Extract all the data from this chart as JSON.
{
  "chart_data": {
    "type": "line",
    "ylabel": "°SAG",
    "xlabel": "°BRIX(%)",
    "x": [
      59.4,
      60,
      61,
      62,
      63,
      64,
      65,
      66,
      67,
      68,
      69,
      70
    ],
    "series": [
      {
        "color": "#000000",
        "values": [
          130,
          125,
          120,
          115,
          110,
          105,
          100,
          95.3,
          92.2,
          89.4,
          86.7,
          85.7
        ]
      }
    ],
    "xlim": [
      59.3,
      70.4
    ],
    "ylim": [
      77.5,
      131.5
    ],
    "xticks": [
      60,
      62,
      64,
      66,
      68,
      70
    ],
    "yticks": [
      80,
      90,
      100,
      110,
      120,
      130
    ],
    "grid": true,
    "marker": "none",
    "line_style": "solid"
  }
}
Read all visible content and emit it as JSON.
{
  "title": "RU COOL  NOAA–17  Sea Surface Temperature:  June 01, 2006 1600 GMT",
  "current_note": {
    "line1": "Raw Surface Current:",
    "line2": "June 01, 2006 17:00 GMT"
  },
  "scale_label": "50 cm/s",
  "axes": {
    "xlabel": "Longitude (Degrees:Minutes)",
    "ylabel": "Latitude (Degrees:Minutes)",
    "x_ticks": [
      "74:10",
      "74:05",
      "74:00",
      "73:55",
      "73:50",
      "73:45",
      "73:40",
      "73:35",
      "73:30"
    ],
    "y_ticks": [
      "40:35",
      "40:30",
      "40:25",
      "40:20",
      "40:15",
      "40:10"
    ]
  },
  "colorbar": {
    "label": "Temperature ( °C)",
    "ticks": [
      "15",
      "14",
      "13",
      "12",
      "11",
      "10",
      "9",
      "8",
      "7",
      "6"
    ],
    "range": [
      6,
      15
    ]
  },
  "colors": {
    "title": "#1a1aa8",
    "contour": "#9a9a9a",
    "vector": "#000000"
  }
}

=-=-=-=-=

WHAT THE EXERCISE ASKS: Show every line above in which the word "Temperature" occurs.

FULL OUTPUT:
  "title": "RU COOL  NOAA–17  Sea Surface Temperature:  June 01, 2006 1600 GMT",
    "label": "Temperature ( °C)",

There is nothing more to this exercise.